(Your goal):
Format everything from the start of the data down to the line containing "facet-strip (1657, 53, 1868, 91)" as a Markdown table with the columns Row and Line, numbering each line and leaving out blank lines.

>> Start Records for processing

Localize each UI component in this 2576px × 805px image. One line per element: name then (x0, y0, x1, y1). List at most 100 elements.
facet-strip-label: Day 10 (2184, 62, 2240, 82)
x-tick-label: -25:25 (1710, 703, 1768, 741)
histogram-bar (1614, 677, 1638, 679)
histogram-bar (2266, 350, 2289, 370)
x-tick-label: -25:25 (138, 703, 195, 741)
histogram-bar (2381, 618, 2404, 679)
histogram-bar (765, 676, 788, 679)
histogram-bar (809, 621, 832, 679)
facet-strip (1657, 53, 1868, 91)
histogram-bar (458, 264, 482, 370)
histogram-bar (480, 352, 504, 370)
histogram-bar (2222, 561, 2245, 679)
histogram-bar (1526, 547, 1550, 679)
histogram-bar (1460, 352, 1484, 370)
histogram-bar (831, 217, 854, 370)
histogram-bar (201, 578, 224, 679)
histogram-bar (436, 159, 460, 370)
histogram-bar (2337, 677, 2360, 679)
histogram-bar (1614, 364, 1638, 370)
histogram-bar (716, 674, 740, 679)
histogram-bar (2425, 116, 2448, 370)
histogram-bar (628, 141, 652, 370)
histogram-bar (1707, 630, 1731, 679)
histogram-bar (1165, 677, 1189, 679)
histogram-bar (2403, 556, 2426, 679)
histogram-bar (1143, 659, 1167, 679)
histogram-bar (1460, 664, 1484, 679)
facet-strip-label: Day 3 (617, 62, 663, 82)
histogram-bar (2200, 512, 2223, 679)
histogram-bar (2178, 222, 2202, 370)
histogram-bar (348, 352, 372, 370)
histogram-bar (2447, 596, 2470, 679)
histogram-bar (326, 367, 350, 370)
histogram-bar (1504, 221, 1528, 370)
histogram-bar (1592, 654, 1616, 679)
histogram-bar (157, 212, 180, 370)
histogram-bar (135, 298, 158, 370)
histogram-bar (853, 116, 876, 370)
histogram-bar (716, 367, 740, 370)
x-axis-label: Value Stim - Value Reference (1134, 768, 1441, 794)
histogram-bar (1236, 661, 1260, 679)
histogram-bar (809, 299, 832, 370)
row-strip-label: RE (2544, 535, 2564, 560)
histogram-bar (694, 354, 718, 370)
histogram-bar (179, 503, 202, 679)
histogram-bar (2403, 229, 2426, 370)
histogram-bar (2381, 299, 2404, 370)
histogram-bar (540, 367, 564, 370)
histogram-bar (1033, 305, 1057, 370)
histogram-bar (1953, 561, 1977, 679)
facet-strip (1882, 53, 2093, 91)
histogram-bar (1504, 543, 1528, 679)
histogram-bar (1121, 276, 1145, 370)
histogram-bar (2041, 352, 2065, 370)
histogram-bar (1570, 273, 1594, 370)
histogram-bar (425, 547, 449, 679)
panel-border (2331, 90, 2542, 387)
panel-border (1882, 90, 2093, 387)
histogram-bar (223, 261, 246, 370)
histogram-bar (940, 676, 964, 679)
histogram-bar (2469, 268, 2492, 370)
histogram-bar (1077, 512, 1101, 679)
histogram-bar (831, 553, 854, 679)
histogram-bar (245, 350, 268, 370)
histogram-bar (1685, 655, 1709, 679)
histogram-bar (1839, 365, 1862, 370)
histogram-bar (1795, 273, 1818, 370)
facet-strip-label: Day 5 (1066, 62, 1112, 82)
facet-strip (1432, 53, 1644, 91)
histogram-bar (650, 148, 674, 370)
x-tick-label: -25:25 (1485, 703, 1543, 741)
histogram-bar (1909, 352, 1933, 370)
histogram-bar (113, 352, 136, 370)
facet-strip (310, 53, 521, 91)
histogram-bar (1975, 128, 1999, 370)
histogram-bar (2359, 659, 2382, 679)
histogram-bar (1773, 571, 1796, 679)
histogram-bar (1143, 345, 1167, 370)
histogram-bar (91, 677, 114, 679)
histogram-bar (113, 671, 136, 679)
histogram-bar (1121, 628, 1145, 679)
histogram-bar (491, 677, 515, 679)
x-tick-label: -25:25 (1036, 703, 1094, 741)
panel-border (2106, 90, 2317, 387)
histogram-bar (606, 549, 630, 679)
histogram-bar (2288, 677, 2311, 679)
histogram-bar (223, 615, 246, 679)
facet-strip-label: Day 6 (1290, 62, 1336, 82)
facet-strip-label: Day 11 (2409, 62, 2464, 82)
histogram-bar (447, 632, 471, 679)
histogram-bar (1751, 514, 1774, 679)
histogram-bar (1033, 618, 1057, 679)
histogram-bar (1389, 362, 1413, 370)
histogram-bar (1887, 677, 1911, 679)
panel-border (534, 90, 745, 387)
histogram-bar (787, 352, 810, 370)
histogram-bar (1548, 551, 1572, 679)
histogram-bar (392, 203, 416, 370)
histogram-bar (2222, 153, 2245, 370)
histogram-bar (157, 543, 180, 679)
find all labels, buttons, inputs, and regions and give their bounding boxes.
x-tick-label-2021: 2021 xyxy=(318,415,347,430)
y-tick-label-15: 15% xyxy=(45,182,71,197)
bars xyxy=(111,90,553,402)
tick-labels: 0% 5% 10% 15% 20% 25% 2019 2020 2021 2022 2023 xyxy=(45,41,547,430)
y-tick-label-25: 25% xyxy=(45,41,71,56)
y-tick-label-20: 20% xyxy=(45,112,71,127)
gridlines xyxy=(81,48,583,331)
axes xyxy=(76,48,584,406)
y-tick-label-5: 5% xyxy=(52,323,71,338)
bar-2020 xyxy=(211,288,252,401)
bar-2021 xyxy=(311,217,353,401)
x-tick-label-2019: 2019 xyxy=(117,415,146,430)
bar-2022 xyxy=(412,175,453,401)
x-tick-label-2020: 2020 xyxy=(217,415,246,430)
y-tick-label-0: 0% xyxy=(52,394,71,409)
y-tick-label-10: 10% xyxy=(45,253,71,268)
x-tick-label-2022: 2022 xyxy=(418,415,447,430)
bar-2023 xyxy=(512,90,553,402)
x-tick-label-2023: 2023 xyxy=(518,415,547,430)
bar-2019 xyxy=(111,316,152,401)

>> End Records for processing

(Written response):
| Row | Line |
|---|---|
| 1 | Localize each UI component in this 2576px × 805px image. One line per element: name then (x0, y0, x1, y1). List at most 100 elements. |
| 2 | facet-strip-label: Day 10 (2184, 62, 2240, 82) |
| 3 | x-tick-label: -25:25 (1710, 703, 1768, 741) |
| 4 | histogram-bar (1614, 677, 1638, 679) |
| 5 | histogram-bar (2266, 350, 2289, 370) |
| 6 | x-tick-label: -25:25 (138, 703, 195, 741) |
| 7 | histogram-bar (2381, 618, 2404, 679) |
| 8 | histogram-bar (765, 676, 788, 679) |
| 9 | histogram-bar (809, 621, 832, 679) |
| 10 | facet-strip (1657, 53, 1868, 91) |